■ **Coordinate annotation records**
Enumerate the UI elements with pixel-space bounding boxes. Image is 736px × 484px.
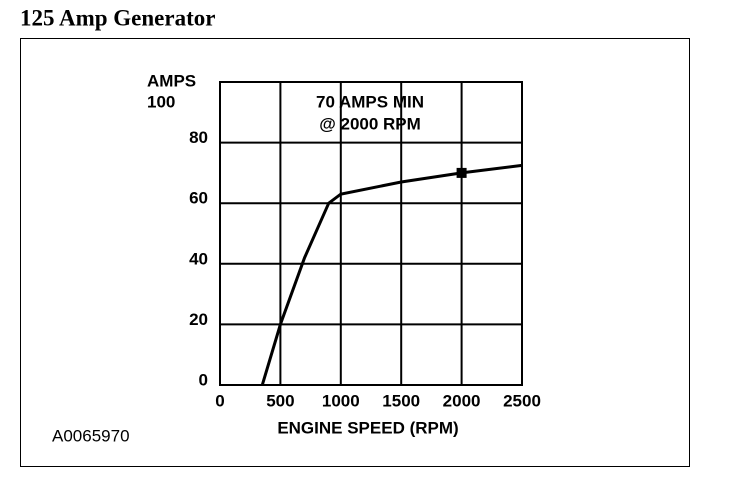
chart-title: 125 Amp Generator — [20, 5, 215, 30]
x-tick-label: 500 — [266, 391, 294, 410]
marker — [456, 167, 467, 178]
y-tick-label: 20 — [189, 310, 208, 329]
x-tick-label: 0 — [215, 391, 224, 410]
y-tick-label: 80 — [189, 128, 208, 147]
line — [260, 163, 523, 386]
y-tick-label: 0 — [199, 370, 208, 389]
x-axis-label: ENGINE SPEED (RPM) — [277, 418, 458, 437]
x-tick-label: 2000 — [443, 391, 481, 410]
annotation: 70 AMPS MIN — [316, 92, 424, 111]
y-tick-label: 60 — [189, 189, 208, 208]
annotation: @ 2000 RPM — [319, 114, 421, 133]
y-tick-label: 40 — [189, 249, 208, 268]
x-tick-label: 1500 — [382, 391, 420, 410]
frame — [20, 38, 690, 467]
y-tick-label: 100 — [147, 92, 175, 111]
y-axis-label: AMPS — [147, 71, 196, 90]
x-tick-label: 1000 — [322, 391, 360, 410]
x-tick-label: 2500 — [503, 391, 541, 410]
figure-id: A0065970 — [52, 426, 130, 445]
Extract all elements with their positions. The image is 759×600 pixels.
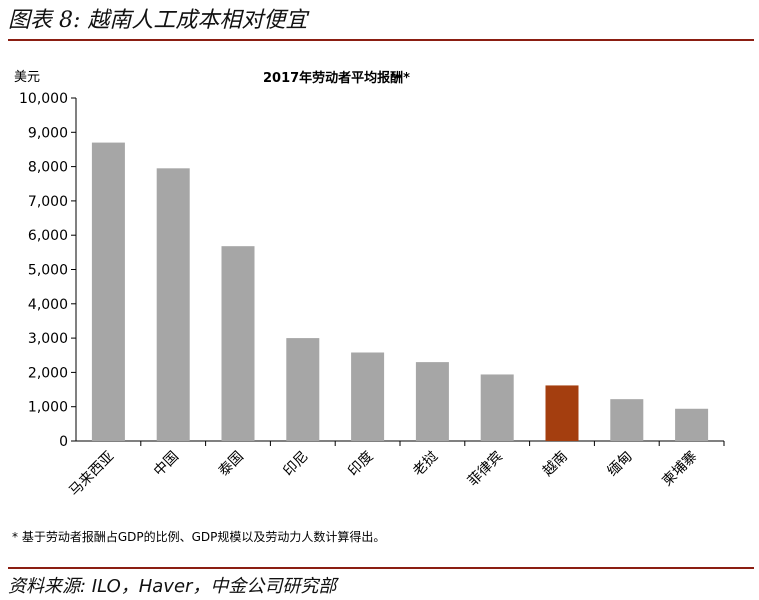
x-category-label: 中国 <box>151 449 182 480</box>
x-category-label: 印尼 <box>281 449 312 480</box>
figure-title: 图表 8: 越南人工成本相对便宜 <box>8 8 308 33</box>
x-category-label: 柬埔寨 <box>659 448 701 490</box>
chart-footnote: * 基于劳动者报酬占GDP的比例、GDP规模以及劳动力人数计算得出。 <box>12 530 386 544</box>
y-tick-label: 4,000 <box>28 297 68 313</box>
y-tick-label: 9,000 <box>28 125 68 141</box>
x-category-label: 越南 <box>540 449 571 480</box>
y-tick-label: 0 <box>59 434 68 450</box>
bar-3 <box>221 246 255 441</box>
bar-2 <box>156 168 190 441</box>
chart-title: 2017年劳动者平均报酬* <box>263 71 410 86</box>
bar-1 <box>91 142 125 441</box>
y-tick-label: 6,000 <box>28 228 68 244</box>
bar-9 <box>610 399 644 441</box>
bar-4 <box>286 338 320 441</box>
y-tick-label: 2,000 <box>28 365 68 381</box>
y-tick-label: 7,000 <box>28 194 68 210</box>
bar-5 <box>351 352 385 441</box>
bar-7 <box>480 374 514 441</box>
y-tick-label: 1,000 <box>28 400 68 416</box>
x-category-label: 印度 <box>345 449 376 480</box>
bar-10 <box>675 408 709 441</box>
bottom-divider <box>8 567 754 569</box>
x-category-label: 老挝 <box>410 449 441 480</box>
x-category-label: 泰国 <box>216 449 247 480</box>
y-tick-label: 10,000 <box>19 91 68 107</box>
y-tick-label: 3,000 <box>28 331 68 347</box>
top-divider <box>8 39 754 41</box>
x-category-label: 菲律宾 <box>465 449 506 490</box>
x-category-label: 马来西亚 <box>66 449 117 500</box>
y-tick-label: 8,000 <box>28 160 68 176</box>
bar-chart: 0 1,000 2,000 3,000 4,000 5,000 6,000 7,000 8,00… <box>19 91 725 500</box>
bar-6 <box>415 362 449 441</box>
source-note: 资料来源: ILO，Haver，中金公司研究部 <box>8 576 337 597</box>
bar-8 <box>545 385 579 441</box>
y-axis-unit: 美元 <box>14 70 41 85</box>
y-tick-label: 5,000 <box>28 263 68 279</box>
x-category-label: 缅甸 <box>605 449 636 480</box>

■ **PROBLEM TO SOLVE**
In the material, starting at the line containing "x-category-label: 中国 <box>151" and ending at the line containing "x-category-label: 越南 <box>540", update each "y-tick-label" to "y-axis-tick" and keep everything else the same. Return only those lines.

■ **WRITTEN RESPONSE**
x-category-label: 中国 <box>151 449 182 480</box>
x-category-label: 印尼 <box>281 449 312 480</box>
figure-title: 图表 8: 越南人工成本相对便宜 <box>8 8 308 33</box>
x-category-label: 柬埔寨 <box>659 448 701 490</box>
chart-footnote: * 基于劳动者报酬占GDP的比例、GDP规模以及劳动力人数计算得出。 <box>12 530 386 544</box>
y-axis-tick: 4,000 <box>28 297 68 313</box>
y-axis-tick: 9,000 <box>28 125 68 141</box>
x-category-label: 越南 <box>540 449 571 480</box>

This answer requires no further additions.